■ EXERCISE REQUIREMENTS ■
Select the lines below containing the word "kamu".

Entries from a dataset:

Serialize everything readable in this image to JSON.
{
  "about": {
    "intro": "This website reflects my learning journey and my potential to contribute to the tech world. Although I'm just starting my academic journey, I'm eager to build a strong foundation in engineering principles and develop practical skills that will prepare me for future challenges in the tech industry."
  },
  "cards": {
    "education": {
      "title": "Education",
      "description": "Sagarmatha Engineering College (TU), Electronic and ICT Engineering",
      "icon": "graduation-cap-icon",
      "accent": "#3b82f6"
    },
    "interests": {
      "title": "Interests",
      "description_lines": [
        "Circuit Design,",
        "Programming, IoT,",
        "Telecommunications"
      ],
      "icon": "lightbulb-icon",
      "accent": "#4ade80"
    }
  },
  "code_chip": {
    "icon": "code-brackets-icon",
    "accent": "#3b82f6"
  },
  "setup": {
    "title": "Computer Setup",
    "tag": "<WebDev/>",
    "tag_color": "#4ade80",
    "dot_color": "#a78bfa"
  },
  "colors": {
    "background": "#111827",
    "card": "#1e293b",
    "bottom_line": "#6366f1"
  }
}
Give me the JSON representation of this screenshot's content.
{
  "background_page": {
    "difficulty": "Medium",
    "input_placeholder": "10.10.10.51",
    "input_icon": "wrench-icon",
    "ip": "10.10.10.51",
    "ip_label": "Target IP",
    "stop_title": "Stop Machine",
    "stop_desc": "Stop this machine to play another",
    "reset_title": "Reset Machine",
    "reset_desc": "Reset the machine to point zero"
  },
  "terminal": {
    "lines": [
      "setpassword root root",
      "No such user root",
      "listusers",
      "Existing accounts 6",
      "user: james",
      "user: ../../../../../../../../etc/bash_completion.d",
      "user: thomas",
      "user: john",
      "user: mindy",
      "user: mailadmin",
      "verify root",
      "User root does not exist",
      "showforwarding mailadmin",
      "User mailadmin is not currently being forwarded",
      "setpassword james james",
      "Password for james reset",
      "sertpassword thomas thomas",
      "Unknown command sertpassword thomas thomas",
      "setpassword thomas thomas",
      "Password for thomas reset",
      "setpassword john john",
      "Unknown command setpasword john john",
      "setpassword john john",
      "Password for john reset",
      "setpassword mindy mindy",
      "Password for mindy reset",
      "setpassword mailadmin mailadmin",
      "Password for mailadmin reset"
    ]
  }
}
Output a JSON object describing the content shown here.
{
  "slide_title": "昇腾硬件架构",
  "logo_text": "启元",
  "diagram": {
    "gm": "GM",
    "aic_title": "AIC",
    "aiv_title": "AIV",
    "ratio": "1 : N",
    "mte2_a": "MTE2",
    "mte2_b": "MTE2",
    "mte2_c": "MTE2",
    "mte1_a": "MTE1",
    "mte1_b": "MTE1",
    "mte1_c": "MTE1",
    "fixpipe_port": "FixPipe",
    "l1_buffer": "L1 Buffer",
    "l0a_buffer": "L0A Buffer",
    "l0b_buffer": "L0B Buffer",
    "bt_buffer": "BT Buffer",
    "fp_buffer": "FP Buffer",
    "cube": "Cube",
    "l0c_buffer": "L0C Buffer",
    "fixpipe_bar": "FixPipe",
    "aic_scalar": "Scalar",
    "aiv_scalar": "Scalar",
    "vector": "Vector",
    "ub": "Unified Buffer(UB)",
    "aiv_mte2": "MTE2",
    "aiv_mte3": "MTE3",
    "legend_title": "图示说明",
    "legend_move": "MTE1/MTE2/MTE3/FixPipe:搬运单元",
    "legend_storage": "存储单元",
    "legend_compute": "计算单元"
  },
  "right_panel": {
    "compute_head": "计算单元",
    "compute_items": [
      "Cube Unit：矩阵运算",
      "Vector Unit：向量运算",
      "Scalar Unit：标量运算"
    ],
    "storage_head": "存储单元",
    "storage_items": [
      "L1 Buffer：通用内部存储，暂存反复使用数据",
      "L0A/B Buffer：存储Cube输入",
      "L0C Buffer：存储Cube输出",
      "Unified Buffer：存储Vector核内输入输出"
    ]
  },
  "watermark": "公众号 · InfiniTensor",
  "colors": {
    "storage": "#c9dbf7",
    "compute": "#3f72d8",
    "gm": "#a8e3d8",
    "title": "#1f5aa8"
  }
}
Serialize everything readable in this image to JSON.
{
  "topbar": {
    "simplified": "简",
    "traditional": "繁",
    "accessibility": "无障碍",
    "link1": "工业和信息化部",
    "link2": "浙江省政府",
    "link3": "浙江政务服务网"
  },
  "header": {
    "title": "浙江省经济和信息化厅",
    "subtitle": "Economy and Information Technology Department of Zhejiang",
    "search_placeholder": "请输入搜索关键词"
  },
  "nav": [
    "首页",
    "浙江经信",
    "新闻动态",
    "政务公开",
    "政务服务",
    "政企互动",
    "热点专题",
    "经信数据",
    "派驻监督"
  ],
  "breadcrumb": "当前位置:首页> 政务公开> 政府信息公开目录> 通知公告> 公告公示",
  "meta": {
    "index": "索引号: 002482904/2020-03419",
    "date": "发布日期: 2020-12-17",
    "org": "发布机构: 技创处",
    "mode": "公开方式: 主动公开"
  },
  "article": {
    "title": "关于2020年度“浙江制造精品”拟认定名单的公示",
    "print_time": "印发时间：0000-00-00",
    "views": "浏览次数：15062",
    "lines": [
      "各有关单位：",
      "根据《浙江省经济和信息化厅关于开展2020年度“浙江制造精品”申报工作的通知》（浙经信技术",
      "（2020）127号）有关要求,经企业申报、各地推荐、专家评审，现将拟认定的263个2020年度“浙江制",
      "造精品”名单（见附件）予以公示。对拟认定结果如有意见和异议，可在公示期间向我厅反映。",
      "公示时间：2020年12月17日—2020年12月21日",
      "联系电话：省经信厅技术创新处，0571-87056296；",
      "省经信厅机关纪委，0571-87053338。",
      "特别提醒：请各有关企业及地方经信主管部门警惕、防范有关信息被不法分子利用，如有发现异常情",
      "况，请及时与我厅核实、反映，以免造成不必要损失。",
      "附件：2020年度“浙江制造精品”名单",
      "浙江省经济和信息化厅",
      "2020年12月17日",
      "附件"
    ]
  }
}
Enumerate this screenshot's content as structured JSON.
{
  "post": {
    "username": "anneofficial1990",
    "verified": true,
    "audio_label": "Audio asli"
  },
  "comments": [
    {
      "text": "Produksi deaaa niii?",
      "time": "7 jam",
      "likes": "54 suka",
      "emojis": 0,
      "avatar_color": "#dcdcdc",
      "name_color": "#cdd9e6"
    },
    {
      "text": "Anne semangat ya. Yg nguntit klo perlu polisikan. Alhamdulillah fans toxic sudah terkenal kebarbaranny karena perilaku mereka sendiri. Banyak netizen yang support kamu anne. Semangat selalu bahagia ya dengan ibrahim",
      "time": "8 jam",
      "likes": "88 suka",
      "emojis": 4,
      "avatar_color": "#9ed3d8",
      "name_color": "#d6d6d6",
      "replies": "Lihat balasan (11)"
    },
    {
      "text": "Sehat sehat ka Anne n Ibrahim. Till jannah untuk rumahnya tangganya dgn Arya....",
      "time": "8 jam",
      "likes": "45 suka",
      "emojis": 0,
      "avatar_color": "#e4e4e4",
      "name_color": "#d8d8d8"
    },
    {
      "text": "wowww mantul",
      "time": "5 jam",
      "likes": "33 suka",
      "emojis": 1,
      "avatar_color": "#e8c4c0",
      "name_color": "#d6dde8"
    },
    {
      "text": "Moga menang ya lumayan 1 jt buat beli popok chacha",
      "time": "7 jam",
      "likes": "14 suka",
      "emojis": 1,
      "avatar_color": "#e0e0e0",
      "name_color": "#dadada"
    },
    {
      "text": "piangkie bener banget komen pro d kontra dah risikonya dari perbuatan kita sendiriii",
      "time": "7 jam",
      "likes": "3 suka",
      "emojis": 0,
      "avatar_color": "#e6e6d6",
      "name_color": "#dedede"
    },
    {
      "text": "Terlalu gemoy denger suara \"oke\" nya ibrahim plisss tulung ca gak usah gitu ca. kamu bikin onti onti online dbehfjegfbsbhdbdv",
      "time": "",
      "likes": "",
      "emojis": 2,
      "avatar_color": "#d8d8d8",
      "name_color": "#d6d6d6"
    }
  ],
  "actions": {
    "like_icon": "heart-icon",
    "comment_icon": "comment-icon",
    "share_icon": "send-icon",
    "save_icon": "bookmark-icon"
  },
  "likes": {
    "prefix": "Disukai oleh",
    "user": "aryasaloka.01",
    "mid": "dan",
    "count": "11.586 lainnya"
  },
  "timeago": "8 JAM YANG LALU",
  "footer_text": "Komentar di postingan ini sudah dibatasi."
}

■ WRITTEN ANSWER ■
      "text": "Anne semangat ya. Yg nguntit klo perlu polisikan. Alhamdulillah fans toxic sudah terkenal kebarbaranny karena perilaku mereka sendiri. Banyak netizen yang support kamu anne. Semangat selalu bahagia ya dengan ibrahim",
      "text": "Terlalu gemoy denger suara \"oke\" nya ibrahim plisss tulung ca gak usah gitu ca. kamu bikin onti onti online dbehfjegfbsbhdbdv",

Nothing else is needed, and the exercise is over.